Stored records
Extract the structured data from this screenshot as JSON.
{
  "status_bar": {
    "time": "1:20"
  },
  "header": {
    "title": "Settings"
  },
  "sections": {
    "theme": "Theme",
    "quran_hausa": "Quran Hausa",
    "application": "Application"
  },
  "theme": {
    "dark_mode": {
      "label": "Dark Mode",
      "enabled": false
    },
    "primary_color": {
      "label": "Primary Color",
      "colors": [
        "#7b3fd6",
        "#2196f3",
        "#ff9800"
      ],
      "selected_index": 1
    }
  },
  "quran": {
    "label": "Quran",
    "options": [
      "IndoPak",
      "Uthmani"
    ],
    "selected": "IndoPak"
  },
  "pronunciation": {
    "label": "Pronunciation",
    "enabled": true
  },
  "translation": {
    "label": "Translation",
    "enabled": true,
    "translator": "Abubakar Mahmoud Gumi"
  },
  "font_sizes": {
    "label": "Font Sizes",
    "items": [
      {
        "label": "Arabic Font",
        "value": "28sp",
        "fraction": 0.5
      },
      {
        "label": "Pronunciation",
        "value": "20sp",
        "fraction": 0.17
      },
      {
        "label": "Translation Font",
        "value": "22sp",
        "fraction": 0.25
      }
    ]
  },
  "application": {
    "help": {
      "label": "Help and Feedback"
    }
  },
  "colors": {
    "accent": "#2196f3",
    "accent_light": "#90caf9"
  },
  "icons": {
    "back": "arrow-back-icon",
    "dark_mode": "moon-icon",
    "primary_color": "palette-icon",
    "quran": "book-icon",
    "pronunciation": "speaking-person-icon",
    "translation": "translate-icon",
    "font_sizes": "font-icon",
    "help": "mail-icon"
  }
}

Problem statement —
Write the listing out again, exactly as shown above.

Task result —
Extract the structured data from this screenshot as JSON.
{
  "status_bar": {
    "time": "1:20"
  },
  "header": {
    "title": "Settings"
  },
  "sections": {
    "theme": "Theme",
    "quran_hausa": "Quran Hausa",
    "application": "Application"
  },
  "theme": {
    "dark_mode": {
      "label": "Dark Mode",
      "enabled": false
    },
    "primary_color": {
      "label": "Primary Color",
      "colors": [
        "#7b3fd6",
        "#2196f3",
        "#ff9800"
      ],
      "selected_index": 1
    }
  },
  "quran": {
    "label": "Quran",
    "options": [
      "IndoPak",
      "Uthmani"
    ],
    "selected": "IndoPak"
  },
  "pronunciation": {
    "label": "Pronunciation",
    "enabled": true
  },
  "translation": {
    "label": "Translation",
    "enabled": true,
    "translator": "Abubakar Mahmoud Gumi"
  },
  "font_sizes": {
    "label": "Font Sizes",
    "items": [
      {
        "label": "Arabic Font",
        "value": "28sp",
        "fraction": 0.5
      },
      {
        "label": "Pronunciation",
        "value": "20sp",
        "fraction": 0.17
      },
      {
        "label": "Translation Font",
        "value": "22sp",
        "fraction": 0.25
      }
    ]
  },
  "application": {
    "help": {
      "label": "Help and Feedback"
    }
  },
  "colors": {
    "accent": "#2196f3",
    "accent_light": "#90caf9"
  },
  "icons": {
    "back": "arrow-back-icon",
    "dark_mode": "moon-icon",
    "primary_color": "palette-icon",
    "quran": "book-icon",
    "pronunciation": "speaking-person-icon",
    "translation": "translate-icon",
    "font_sizes": "font-icon",
    "help": "mail-icon"
  }
}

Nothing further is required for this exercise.